Set exercise :: Give the entries again exactly, every one of them.

Stored data
---
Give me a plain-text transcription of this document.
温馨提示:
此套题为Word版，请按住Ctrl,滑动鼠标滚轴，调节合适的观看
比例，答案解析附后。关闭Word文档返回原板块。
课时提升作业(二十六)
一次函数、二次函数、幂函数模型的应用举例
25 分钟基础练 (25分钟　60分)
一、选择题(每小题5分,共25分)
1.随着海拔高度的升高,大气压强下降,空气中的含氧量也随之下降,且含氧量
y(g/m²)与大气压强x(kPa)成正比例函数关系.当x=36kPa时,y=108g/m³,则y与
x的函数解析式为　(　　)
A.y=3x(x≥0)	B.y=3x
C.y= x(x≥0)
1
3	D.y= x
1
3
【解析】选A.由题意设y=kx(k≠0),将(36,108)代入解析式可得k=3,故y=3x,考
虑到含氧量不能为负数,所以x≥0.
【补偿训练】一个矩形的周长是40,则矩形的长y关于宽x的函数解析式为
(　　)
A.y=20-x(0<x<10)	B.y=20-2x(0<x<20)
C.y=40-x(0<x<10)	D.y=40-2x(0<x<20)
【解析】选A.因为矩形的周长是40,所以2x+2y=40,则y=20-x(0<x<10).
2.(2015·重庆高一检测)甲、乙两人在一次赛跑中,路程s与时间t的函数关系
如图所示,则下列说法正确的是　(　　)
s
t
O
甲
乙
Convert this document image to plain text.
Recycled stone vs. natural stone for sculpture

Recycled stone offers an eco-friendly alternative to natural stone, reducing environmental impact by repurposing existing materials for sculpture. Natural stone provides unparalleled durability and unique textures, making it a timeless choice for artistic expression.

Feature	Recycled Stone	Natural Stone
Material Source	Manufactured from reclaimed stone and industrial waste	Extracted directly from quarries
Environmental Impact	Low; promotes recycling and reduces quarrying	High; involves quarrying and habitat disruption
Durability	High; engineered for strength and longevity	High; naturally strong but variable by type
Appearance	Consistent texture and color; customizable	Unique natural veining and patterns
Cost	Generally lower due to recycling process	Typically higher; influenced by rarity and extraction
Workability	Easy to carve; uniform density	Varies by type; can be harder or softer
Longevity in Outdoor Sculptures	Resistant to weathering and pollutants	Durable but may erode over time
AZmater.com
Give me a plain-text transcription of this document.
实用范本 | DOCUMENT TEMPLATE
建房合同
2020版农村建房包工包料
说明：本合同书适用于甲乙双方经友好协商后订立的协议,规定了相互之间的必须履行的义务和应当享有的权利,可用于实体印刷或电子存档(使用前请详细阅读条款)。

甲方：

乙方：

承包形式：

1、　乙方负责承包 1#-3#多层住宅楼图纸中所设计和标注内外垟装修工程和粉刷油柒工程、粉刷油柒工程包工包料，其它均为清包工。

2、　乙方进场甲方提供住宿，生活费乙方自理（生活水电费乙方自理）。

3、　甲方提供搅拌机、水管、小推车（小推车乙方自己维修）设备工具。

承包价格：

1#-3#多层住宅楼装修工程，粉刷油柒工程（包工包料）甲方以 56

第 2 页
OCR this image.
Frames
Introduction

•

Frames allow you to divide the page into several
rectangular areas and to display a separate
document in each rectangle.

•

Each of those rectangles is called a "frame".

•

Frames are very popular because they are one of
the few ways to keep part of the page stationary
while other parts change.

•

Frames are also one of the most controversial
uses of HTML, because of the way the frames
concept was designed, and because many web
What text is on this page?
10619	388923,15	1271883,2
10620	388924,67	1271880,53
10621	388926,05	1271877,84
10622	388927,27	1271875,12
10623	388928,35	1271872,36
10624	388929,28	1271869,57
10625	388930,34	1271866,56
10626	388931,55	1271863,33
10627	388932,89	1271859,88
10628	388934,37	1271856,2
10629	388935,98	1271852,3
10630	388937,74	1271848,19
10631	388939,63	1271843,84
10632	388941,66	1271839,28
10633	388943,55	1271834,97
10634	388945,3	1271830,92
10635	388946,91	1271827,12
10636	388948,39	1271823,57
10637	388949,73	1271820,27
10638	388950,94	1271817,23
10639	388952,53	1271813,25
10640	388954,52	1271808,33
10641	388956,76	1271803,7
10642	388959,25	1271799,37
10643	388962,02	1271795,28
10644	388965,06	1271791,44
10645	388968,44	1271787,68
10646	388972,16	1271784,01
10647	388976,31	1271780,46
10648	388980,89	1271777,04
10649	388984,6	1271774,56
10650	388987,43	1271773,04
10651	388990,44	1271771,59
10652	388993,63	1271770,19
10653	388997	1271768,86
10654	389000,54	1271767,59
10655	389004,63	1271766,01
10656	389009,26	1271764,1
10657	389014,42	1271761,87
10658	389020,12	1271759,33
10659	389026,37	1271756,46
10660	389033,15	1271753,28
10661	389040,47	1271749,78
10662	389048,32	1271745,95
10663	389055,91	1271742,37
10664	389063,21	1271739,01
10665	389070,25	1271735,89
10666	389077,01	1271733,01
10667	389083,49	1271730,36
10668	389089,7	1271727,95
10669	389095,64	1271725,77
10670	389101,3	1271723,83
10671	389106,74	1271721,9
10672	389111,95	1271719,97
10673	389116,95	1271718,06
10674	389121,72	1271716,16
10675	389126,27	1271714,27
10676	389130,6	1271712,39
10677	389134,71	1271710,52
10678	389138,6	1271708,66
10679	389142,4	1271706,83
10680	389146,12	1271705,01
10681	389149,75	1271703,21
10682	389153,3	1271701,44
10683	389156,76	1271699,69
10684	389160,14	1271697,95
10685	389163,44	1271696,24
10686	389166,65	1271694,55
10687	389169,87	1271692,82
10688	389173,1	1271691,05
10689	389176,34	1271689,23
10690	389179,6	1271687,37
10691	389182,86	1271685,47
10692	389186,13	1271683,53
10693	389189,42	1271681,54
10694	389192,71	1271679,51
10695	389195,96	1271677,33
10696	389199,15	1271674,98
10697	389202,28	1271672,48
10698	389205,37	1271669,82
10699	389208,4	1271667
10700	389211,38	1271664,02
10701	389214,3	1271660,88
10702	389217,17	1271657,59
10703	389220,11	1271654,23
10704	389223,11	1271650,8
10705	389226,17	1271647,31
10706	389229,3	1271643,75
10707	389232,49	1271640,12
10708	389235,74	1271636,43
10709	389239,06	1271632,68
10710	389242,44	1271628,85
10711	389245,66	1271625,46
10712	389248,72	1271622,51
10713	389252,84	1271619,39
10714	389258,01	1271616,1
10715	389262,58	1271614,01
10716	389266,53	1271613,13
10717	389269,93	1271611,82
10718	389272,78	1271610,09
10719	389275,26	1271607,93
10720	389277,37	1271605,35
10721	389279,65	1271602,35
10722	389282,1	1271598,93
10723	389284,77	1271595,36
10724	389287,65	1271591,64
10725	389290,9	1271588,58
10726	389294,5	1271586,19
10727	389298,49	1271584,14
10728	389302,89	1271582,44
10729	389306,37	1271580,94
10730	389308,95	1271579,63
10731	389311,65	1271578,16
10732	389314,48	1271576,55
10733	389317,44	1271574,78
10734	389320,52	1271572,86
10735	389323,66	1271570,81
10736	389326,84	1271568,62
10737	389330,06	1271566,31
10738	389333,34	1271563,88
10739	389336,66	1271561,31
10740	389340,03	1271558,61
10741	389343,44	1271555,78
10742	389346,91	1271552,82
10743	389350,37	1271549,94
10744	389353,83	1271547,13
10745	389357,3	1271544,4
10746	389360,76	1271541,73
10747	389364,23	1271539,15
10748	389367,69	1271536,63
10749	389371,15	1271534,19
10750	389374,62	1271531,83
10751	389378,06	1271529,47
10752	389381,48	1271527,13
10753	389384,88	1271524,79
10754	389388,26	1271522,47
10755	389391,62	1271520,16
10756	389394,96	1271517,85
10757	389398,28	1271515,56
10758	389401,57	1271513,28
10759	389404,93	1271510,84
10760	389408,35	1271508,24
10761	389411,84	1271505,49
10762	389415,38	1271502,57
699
---
Task answer ::
Give me a plain-text transcription of this document.
温馨提示:
此套题为Word版，请按住Ctrl,滑动鼠标滚轴，调节合适的观看
比例，答案解析附后。关闭Word文档返回原板块。
课时提升作业(二十六)
一次函数、二次函数、幂函数模型的应用举例
25 分钟基础练 (25分钟　60分)
一、选择题(每小题5分,共25分)
1.随着海拔高度的升高,大气压强下降,空气中的含氧量也随之下降,且含氧量
y(g/m²)与大气压强x(kPa)成正比例函数关系.当x=36kPa时,y=108g/m³,则y与
x的函数解析式为　(　　)
A.y=3x(x≥0)	B.y=3x
C.y= x(x≥0)
1
3	D.y= x
1
3
【解析】选A.由题意设y=kx(k≠0),将(36,108)代入解析式可得k=3,故y=3x,考
虑到含氧量不能为负数,所以x≥0.
【补偿训练】一个矩形的周长是40,则矩形的长y关于宽x的函数解析式为
(　　)
A.y=20-x(0<x<10)	B.y=20-2x(0<x<20)
C.y=40-x(0<x<10)	D.y=40-2x(0<x<20)
【解析】选A.因为矩形的周长是40,所以2x+2y=40,则y=20-x(0<x<10).
2.(2015·重庆高一检测)甲、乙两人在一次赛跑中,路程s与时间t的函数关系
如图所示,则下列说法正确的是　(　　)
s
t
O
甲
乙
Convert this document image to plain text.
Recycled stone vs. natural stone for sculpture

Recycled stone offers an eco-friendly alternative to natural stone, reducing environmental impact by repurposing existing materials for sculpture. Natural stone provides unparalleled durability and unique textures, making it a timeless choice for artistic expression.

Feature	Recycled Stone	Natural Stone
Material Source	Manufactured from reclaimed stone and industrial waste	Extracted directly from quarries
Environmental Impact	Low; promotes recycling and reduces quarrying	High; involves quarrying and habitat disruption
Durability	High; engineered for strength and longevity	High; naturally strong but variable by type
Appearance	Consistent texture and color; customizable	Unique natural veining and patterns
Cost	Generally lower due to recycling process	Typically higher; influenced by rarity and extraction
Workability	Easy to carve; uniform density	Varies by type; can be harder or softer
Longevity in Outdoor Sculptures	Resistant to weathering and pollutants	Durable but may erode over time
AZmater.com
Give me a plain-text transcription of this document.
实用范本 | DOCUMENT TEMPLATE
建房合同
2020版农村建房包工包料
说明：本合同书适用于甲乙双方经友好协商后订立的协议,规定了相互之间的必须履行的义务和应当享有的权利,可用于实体印刷或电子存档(使用前请详细阅读条款)。

甲方：

乙方：

承包形式：

1、　乙方负责承包 1#-3#多层住宅楼图纸中所设计和标注内外垟装修工程和粉刷油柒工程、粉刷油柒工程包工包料，其它均为清包工。

2、　乙方进场甲方提供住宿，生活费乙方自理（生活水电费乙方自理）。

3、　甲方提供搅拌机、水管、小推车（小推车乙方自己维修）设备工具。

承包价格：

1#-3#多层住宅楼装修工程，粉刷油柒工程（包工包料）甲方以 56

第 2 页
OCR this image.
Frames
Introduction

•

Frames allow you to divide the page into several
rectangular areas and to display a separate
document in each rectangle.

•

Each of those rectangles is called a "frame".

•

Frames are very popular because they are one of
the few ways to keep part of the page stationary
while other parts change.

•

Frames are also one of the most controversial
uses of HTML, because of the way the frames
concept was designed, and because many web
What text is on this page?
10619	388923,15	1271883,2
10620	388924,67	1271880,53
10621	388926,05	1271877,84
10622	388927,27	1271875,12
10623	388928,35	1271872,36
10624	388929,28	1271869,57
10625	388930,34	1271866,56
10626	388931,55	1271863,33
10627	388932,89	1271859,88
10628	388934,37	1271856,2
10629	388935,98	1271852,3
10630	388937,74	1271848,19
10631	388939,63	1271843,84
10632	388941,66	1271839,28
10633	388943,55	1271834,97
10634	388945,3	1271830,92
10635	388946,91	1271827,12
10636	388948,39	1271823,57
10637	388949,73	1271820,27
10638	388950,94	1271817,23
10639	388952,53	1271813,25
10640	388954,52	1271808,33
10641	388956,76	1271803,7
10642	388959,25	1271799,37
10643	388962,02	1271795,28
10644	388965,06	1271791,44
10645	388968,44	1271787,68
10646	388972,16	1271784,01
10647	388976,31	1271780,46
10648	388980,89	1271777,04
10649	388984,6	1271774,56
10650	388987,43	1271773,04
10651	388990,44	1271771,59
10652	388993,63	1271770,19
10653	388997	1271768,86
10654	389000,54	1271767,59
10655	389004,63	1271766,01
10656	389009,26	1271764,1
10657	389014,42	1271761,87
10658	389020,12	1271759,33
10659	389026,37	1271756,46
10660	389033,15	1271753,28
10661	389040,47	1271749,78
10662	389048,32	1271745,95
10663	389055,91	1271742,37
10664	389063,21	1271739,01
10665	389070,25	1271735,89
10666	389077,01	1271733,01
10667	389083,49	1271730,36
10668	389089,7	1271727,95
10669	389095,64	1271725,77
10670	389101,3	1271723,83
10671	389106,74	1271721,9
10672	389111,95	1271719,97
10673	389116,95	1271718,06
10674	389121,72	1271716,16
10675	389126,27	1271714,27
10676	389130,6	1271712,39
10677	389134,71	1271710,52
10678	389138,6	1271708,66
10679	389142,4	1271706,83
10680	389146,12	1271705,01
10681	389149,75	1271703,21
10682	389153,3	1271701,44
10683	389156,76	1271699,69
10684	389160,14	1271697,95
10685	389163,44	1271696,24
10686	389166,65	1271694,55
10687	389169,87	1271692,82
10688	389173,1	1271691,05
10689	389176,34	1271689,23
10690	389179,6	1271687,37
10691	389182,86	1271685,47
10692	389186,13	1271683,53
10693	389189,42	1271681,54
10694	389192,71	1271679,51
10695	389195,96	1271677,33
10696	389199,15	1271674,98
10697	389202,28	1271672,48
10698	389205,37	1271669,82
10699	389208,4	1271667
10700	389211,38	1271664,02
10701	389214,3	1271660,88
10702	389217,17	1271657,59
10703	389220,11	1271654,23
10704	389223,11	1271650,8
10705	389226,17	1271647,31
10706	389229,3	1271643,75
10707	389232,49	1271640,12
10708	389235,74	1271636,43
10709	389239,06	1271632,68
10710	389242,44	1271628,85
10711	389245,66	1271625,46
10712	389248,72	1271622,51
10713	389252,84	1271619,39
10714	389258,01	1271616,1
10715	389262,58	1271614,01
10716	389266,53	1271613,13
10717	389269,93	1271611,82
10718	389272,78	1271610,09
10719	389275,26	1271607,93
10720	389277,37	1271605,35
10721	389279,65	1271602,35
10722	389282,1	1271598,93
10723	389284,77	1271595,36
10724	389287,65	1271591,64
10725	389290,9	1271588,58
10726	389294,5	1271586,19
10727	389298,49	1271584,14
10728	389302,89	1271582,44
10729	389306,37	1271580,94
10730	389308,95	1271579,63
10731	389311,65	1271578,16
10732	389314,48	1271576,55
10733	389317,44	1271574,78
10734	389320,52	1271572,86
10735	389323,66	1271570,81
10736	389326,84	1271568,62
10737	389330,06	1271566,31
10738	389333,34	1271563,88
10739	389336,66	1271561,31
10740	389340,03	1271558,61
10741	389343,44	1271555,78
10742	389346,91	1271552,82
10743	389350,37	1271549,94
10744	389353,83	1271547,13
10745	389357,3	1271544,4
10746	389360,76	1271541,73
10747	389364,23	1271539,15
10748	389367,69	1271536,63
10749	389371,15	1271534,19
10750	389374,62	1271531,83
10751	389378,06	1271529,47
10752	389381,48	1271527,13
10753	389384,88	1271524,79
10754	389388,26	1271522,47
10755	389391,62	1271520,16
10756	389394,96	1271517,85
10757	389398,28	1271515,56
10758	389401,57	1271513,28
10759	389404,93	1271510,84
10760	389408,35	1271508,24
10761	389411,84	1271505,49
10762	389415,38	1271502,57
699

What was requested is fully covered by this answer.